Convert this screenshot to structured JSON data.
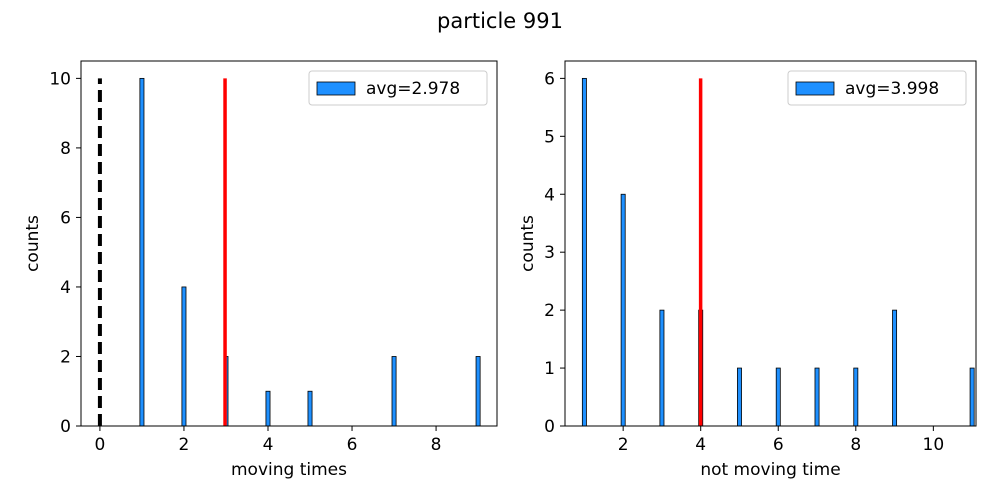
{
  "figure": {
    "suptitle": "particle 991"
  },
  "chart_data": [
    {
      "type": "bar",
      "xlabel": "moving times",
      "ylabel": "counts",
      "xlim": [
        -0.45,
        9.45
      ],
      "ylim": [
        0,
        10.5
      ],
      "xticks": [
        0,
        2,
        4,
        6,
        8
      ],
      "yticks": [
        0,
        2,
        4,
        6,
        8,
        10
      ],
      "bar_color": "#1e90ff",
      "bar_edge_color": "#000000",
      "bars": [
        {
          "x": 1,
          "count": 10
        },
        {
          "x": 2,
          "count": 4
        },
        {
          "x": 3,
          "count": 2
        },
        {
          "x": 4,
          "count": 1
        },
        {
          "x": 5,
          "count": 1
        },
        {
          "x": 7,
          "count": 2
        },
        {
          "x": 9,
          "count": 2
        }
      ],
      "avg_line": {
        "x": 2.978,
        "height": 10,
        "color": "#ff0000"
      },
      "zero_line": {
        "x": 0,
        "height": 10,
        "color": "#000000",
        "style": "dashed"
      },
      "legend": {
        "label": "avg=2.978",
        "placement": "upper right"
      }
    },
    {
      "type": "bar",
      "xlabel": "not moving time",
      "ylabel": "counts",
      "xlim": [
        0.5,
        11.1
      ],
      "ylim": [
        0,
        6.3
      ],
      "xticks": [
        2,
        4,
        6,
        8,
        10
      ],
      "yticks": [
        0,
        1,
        2,
        3,
        4,
        5,
        6
      ],
      "bar_color": "#1e90ff",
      "bar_edge_color": "#000000",
      "bars": [
        {
          "x": 1,
          "count": 6
        },
        {
          "x": 2,
          "count": 4
        },
        {
          "x": 3,
          "count": 2
        },
        {
          "x": 4,
          "count": 2
        },
        {
          "x": 5,
          "count": 1
        },
        {
          "x": 6,
          "count": 1
        },
        {
          "x": 7,
          "count": 1
        },
        {
          "x": 8,
          "count": 1
        },
        {
          "x": 9,
          "count": 2
        },
        {
          "x": 11,
          "count": 1
        }
      ],
      "avg_line": {
        "x": 3.998,
        "height": 6,
        "color": "#ff0000"
      },
      "legend": {
        "label": "avg=3.998",
        "placement": "upper right"
      }
    }
  ]
}
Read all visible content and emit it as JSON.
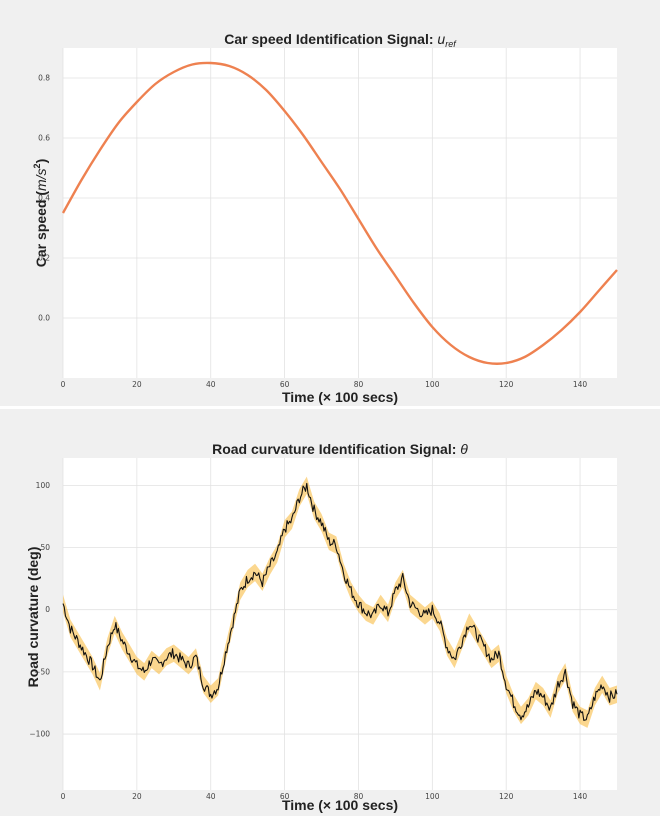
{
  "chart_data": [
    {
      "type": "line",
      "title": "Car speed Identification Signal: ",
      "title_math": "u",
      "title_math_sub": "ref",
      "xlabel": "Time (× 100 secs)",
      "ylabel": "Car speed (",
      "ylabel_math": "m/s",
      "ylabel_sup": "2",
      "ylabel_end": ")",
      "xlim": [
        0,
        150
      ],
      "ylim": [
        -0.2,
        0.9
      ],
      "x_ticks": [
        0,
        20,
        40,
        60,
        80,
        100,
        120,
        140
      ],
      "y_ticks": [
        0.0,
        0.2,
        0.4,
        0.6,
        0.8
      ],
      "grid": true,
      "line_color": "#ee8150",
      "series": [
        {
          "x": [
            0,
            5,
            10,
            15,
            20,
            25,
            30,
            35,
            40,
            45,
            50,
            55,
            60,
            65,
            70,
            75,
            80,
            85,
            90,
            95,
            100,
            105,
            110,
            115,
            120,
            125,
            130,
            135,
            140,
            145,
            150
          ],
          "values": [
            0.35,
            0.46,
            0.56,
            0.65,
            0.72,
            0.78,
            0.82,
            0.845,
            0.85,
            0.84,
            0.81,
            0.76,
            0.69,
            0.61,
            0.52,
            0.43,
            0.33,
            0.23,
            0.14,
            0.05,
            -0.03,
            -0.09,
            -0.13,
            -0.15,
            -0.15,
            -0.13,
            -0.09,
            -0.04,
            0.02,
            0.09,
            0.16
          ]
        }
      ]
    },
    {
      "type": "line",
      "title": "Road curvature Identification Signal: ",
      "title_math": "θ",
      "xlabel": "Time (× 100 secs)",
      "ylabel": "Road curvature (deg)",
      "xlim": [
        0,
        150
      ],
      "ylim": [
        -145,
        122
      ],
      "x_ticks": [
        0,
        20,
        40,
        60,
        80,
        100,
        120,
        140
      ],
      "y_ticks": [
        -100,
        -50,
        0,
        50,
        100
      ],
      "grid": true,
      "line_color": "#111111",
      "band_color": "#f7b733",
      "series": [
        {
          "x": [
            0,
            2,
            4,
            6,
            8,
            10,
            12,
            14,
            16,
            18,
            20,
            22,
            24,
            26,
            28,
            30,
            32,
            34,
            36,
            38,
            40,
            42,
            44,
            46,
            48,
            50,
            52,
            54,
            56,
            58,
            60,
            62,
            64,
            66,
            68,
            70,
            72,
            74,
            76,
            78,
            80,
            82,
            84,
            86,
            88,
            90,
            92,
            94,
            96,
            98,
            100,
            102,
            104,
            106,
            108,
            110,
            112,
            114,
            116,
            118,
            120,
            122,
            124,
            126,
            128,
            130,
            132,
            134,
            136,
            138,
            140,
            142,
            144,
            146,
            148,
            150
          ],
          "values": [
            5,
            -15,
            -25,
            -35,
            -45,
            -58,
            -30,
            -12,
            -25,
            -35,
            -45,
            -50,
            -40,
            -45,
            -38,
            -35,
            -40,
            -45,
            -38,
            -60,
            -68,
            -62,
            -35,
            -10,
            15,
            25,
            30,
            22,
            35,
            45,
            65,
            72,
            90,
            100,
            80,
            70,
            55,
            52,
            30,
            15,
            5,
            -2,
            -5,
            5,
            -3,
            15,
            25,
            5,
            0,
            -5,
            0,
            -10,
            -30,
            -40,
            -25,
            -10,
            -20,
            -30,
            -40,
            -35,
            -60,
            -75,
            -85,
            -78,
            -65,
            -70,
            -80,
            -60,
            -50,
            -75,
            -85,
            -88,
            -70,
            -60,
            -70,
            -68
          ]
        }
      ]
    }
  ]
}
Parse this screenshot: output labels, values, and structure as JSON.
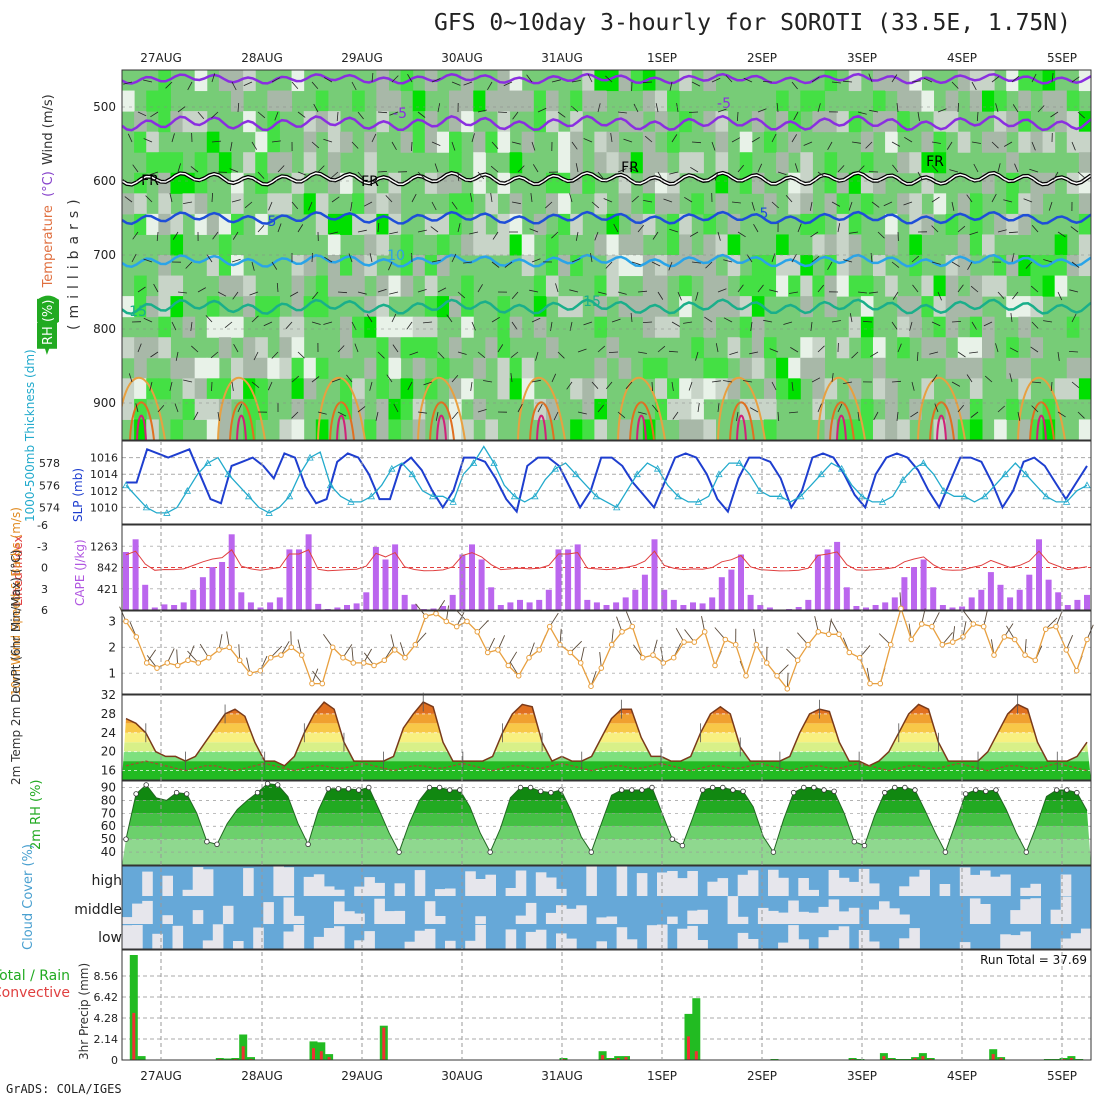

────────────────────────────────────────

Written exercise:
The records above should be reproduced exactly, with no pictures included.

Response to the task:
Convert this screenshot to structured JSON data.
{
  "figure": {
    "suptitle": "particle 991"
  },
  "chart_data": [
    {
      "type": "bar",
      "xlabel": "moving times",
      "ylabel": "counts",
      "xlim": [
        -0.45,
        9.45
      ],
      "ylim": [
        0,
        10.5
      ],
      "xticks": [
        0,
        2,
        4,
        6,
        8
      ],
      "yticks": [
        0,
        2,
        4,
        6,
        8,
        10
      ],
      "bar_color": "#1e90ff",
      "bar_edge_color": "#000000",
      "bars": [
        {
          "x": 1,
          "count": 10
        },
        {
          "x": 2,
          "count": 4
        },
        {
          "x": 3,
          "count": 2
        },
        {
          "x": 4,
          "count": 1
        },
        {
          "x": 5,
          "count": 1
        },
        {
          "x": 7,
          "count": 2
        },
        {
          "x": 9,
          "count": 2
        }
      ],
      "avg_line": {
        "x": 2.978,
        "height": 10,
        "color": "#ff0000"
      },
      "zero_line": {
        "x": 0,
        "height": 10,
        "color": "#000000",
        "style": "dashed"
      },
      "legend": {
        "label": "avg=2.978",
        "placement": "upper right"
      }
    },
    {
      "type": "bar",
      "xlabel": "not moving time",
      "ylabel": "counts",
      "xlim": [
        0.5,
        11.1
      ],
      "ylim": [
        0,
        6.3
      ],
      "xticks": [
        2,
        4,
        6,
        8,
        10
      ],
      "yticks": [
        0,
        1,
        2,
        3,
        4,
        5,
        6
      ],
      "bar_color": "#1e90ff",
      "bar_edge_color": "#000000",
      "bars": [
        {
          "x": 1,
          "count": 6
        },
        {
          "x": 2,
          "count": 4
        },
        {
          "x": 3,
          "count": 2
        },
        {
          "x": 4,
          "count": 2
        },
        {
          "x": 5,
          "count": 1
        },
        {
          "x": 6,
          "count": 1
        },
        {
          "x": 7,
          "count": 1
        },
        {
          "x": 8,
          "count": 1
        },
        {
          "x": 9,
          "count": 2
        },
        {
          "x": 11,
          "count": 1
        }
      ],
      "avg_line": {
        "x": 3.998,
        "height": 6,
        "color": "#ff0000"
      },
      "legend": {
        "label": "avg=3.998",
        "placement": "upper right"
      }
    }
  ]
}
Read all visible content and emit it as JSON.
{
  "chart_data": [
    {
      "type": "line",
      "title": "Car speed Identification Signal: ",
      "title_math": "u",
      "title_math_sub": "ref",
      "xlabel": "Time (× 100 secs)",
      "ylabel": "Car speed (",
      "ylabel_math": "m/s",
      "ylabel_sup": "2",
      "ylabel_end": ")",
      "xlim": [
        0,
        150
      ],
      "ylim": [
        -0.2,
        0.9
      ],
      "x_ticks": [
        0,
        20,
        40,
        60,
        80,
        100,
        120,
        140
      ],
      "y_ticks": [
        0.0,
        0.2,
        0.4,
        0.6,
        0.8
      ],
      "grid": true,
      "line_color": "#ee8150",
      "series": [
        {
          "x": [
            0,
            5,
            10,
            15,
            20,
            25,
            30,
            35,
            40,
            45,
            50,
            55,
            60,
            65,
            70,
            75,
            80,
            85,
            90,
            95,
            100,
            105,
            110,
            115,
            120,
            125,
            130,
            135,
            140,
            145,
            150
          ],
          "values": [
            0.35,
            0.46,
            0.56,
            0.65,
            0.72,
            0.78,
            0.82,
            0.845,
            0.85,
            0.84,
            0.81,
            0.76,
            0.69,
            0.61,
            0.52,
            0.43,
            0.33,
            0.23,
            0.14,
            0.05,
            -0.03,
            -0.09,
            -0.13,
            -0.15,
            -0.15,
            -0.13,
            -0.09,
            -0.04,
            0.02,
            0.09,
            0.16
          ]
        }
      ]
    },
    {
      "type": "line",
      "title": "Road curvature Identification Signal: ",
      "title_math": "θ",
      "xlabel": "Time (× 100 secs)",
      "ylabel": "Road curvature (deg)",
      "xlim": [
        0,
        150
      ],
      "ylim": [
        -145,
        122
      ],
      "x_ticks": [
        0,
        20,
        40,
        60,
        80,
        100,
        120,
        140
      ],
      "y_ticks": [
        -100,
        -50,
        0,
        50,
        100
      ],
      "grid": true,
      "line_color": "#111111",
      "band_color": "#f7b733",
      "series": [
        {
          "x": [
            0,
            2,
            4,
            6,
            8,
            10,
            12,
            14,
            16,
            18,
            20,
            22,
            24,
            26,
            28,
            30,
            32,
            34,
            36,
            38,
            40,
            42,
            44,
            46,
            48,
            50,
            52,
            54,
            56,
            58,
            60,
            62,
            64,
            66,
            68,
            70,
            72,
            74,
            76,
            78,
            80,
            82,
            84,
            86,
            88,
            90,
            92,
            94,
            96,
            98,
            100,
            102,
            104,
            106,
            108,
            110,
            112,
            114,
            116,
            118,
            120,
            122,
            124,
            126,
            128,
            130,
            132,
            134,
            136,
            138,
            140,
            142,
            144,
            146,
            148,
            150
          ],
          "values": [
            5,
            -15,
            -25,
            -35,
            -45,
            -58,
            -30,
            -12,
            -25,
            -35,
            -45,
            -50,
            -40,
            -45,
            -38,
            -35,
            -40,
            -45,
            -38,
            -60,
            -68,
            -62,
            -35,
            -10,
            15,
            25,
            30,
            22,
            35,
            45,
            65,
            72,
            90,
            100,
            80,
            70,
            55,
            52,
            30,
            15,
            5,
            -2,
            -5,
            5,
            -3,
            15,
            25,
            5,
            0,
            -5,
            0,
            -10,
            -30,
            -40,
            -25,
            -10,
            -20,
            -30,
            -40,
            -35,
            -60,
            -75,
            -85,
            -78,
            -65,
            -70,
            -80,
            -60,
            -50,
            -75,
            -85,
            -88,
            -70,
            -60,
            -70,
            -68
          ]
        }
      ]
    }
  ]
}
Parse this screenshot: output labels, values, and structure as JSON.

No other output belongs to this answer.